Dataset items:
#####

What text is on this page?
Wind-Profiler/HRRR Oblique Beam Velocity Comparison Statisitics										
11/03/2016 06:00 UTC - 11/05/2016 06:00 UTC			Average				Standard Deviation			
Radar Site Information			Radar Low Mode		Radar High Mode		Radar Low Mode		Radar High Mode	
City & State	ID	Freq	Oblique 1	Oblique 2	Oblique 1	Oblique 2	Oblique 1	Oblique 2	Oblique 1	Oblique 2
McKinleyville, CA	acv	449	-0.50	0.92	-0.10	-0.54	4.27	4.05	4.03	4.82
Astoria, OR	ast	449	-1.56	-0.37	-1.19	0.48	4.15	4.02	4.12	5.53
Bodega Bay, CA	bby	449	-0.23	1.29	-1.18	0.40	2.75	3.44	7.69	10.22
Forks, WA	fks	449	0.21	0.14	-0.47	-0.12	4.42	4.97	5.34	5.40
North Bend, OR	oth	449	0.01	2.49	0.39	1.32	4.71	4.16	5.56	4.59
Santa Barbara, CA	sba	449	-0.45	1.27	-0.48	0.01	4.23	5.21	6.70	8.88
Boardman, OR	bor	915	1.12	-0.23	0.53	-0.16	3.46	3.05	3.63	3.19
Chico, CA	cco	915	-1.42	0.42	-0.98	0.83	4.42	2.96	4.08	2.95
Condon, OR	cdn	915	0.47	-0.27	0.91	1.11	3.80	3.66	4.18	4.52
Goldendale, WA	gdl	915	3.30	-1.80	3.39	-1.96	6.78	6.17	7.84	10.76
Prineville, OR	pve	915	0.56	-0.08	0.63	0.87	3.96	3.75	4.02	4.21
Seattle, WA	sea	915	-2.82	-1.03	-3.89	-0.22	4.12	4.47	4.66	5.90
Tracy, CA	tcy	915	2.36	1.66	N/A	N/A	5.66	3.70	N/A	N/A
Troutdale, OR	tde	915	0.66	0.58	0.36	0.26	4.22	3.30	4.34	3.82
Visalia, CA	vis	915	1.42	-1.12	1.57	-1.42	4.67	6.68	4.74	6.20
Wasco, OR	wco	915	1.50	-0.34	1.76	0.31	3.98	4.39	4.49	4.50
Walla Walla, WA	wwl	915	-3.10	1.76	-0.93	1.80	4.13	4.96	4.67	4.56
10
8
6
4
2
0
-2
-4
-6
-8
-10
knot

#####

What needs to be done: Count how many lines of the data include the word "Oblique". Your reply should be that number alone.

Finished exercise: 2